--- START MATERIALS PROVIDED ---

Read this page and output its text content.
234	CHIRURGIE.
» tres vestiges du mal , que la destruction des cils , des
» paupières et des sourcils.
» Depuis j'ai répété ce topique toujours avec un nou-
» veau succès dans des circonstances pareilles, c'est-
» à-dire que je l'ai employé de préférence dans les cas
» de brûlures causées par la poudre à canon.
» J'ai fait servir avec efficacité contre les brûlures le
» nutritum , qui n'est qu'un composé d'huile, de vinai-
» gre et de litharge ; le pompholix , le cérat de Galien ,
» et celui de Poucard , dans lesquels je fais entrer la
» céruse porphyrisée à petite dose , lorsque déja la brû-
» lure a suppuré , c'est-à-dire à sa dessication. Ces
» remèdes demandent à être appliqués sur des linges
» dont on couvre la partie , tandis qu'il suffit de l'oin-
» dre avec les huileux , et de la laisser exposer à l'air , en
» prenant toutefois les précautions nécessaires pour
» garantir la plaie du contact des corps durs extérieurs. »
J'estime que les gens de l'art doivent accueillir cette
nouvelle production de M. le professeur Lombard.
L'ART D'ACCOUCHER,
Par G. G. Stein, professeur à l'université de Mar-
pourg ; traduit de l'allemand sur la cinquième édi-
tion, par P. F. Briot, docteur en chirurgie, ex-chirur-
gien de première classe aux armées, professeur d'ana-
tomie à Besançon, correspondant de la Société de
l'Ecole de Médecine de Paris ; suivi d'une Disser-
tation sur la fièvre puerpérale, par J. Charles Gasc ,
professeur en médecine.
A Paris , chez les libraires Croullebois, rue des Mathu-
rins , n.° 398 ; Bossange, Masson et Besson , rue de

--- END MATERIALS PROVIDED ---

TO DO: All lines above with "Paris" in them should be returned.

RESPONSE TO THIS EXERCISE:
l'Ecole de Médecine de Paris ; suivi d'une Disser-
A Paris , chez les libraires Croullebois, rue des Mathu-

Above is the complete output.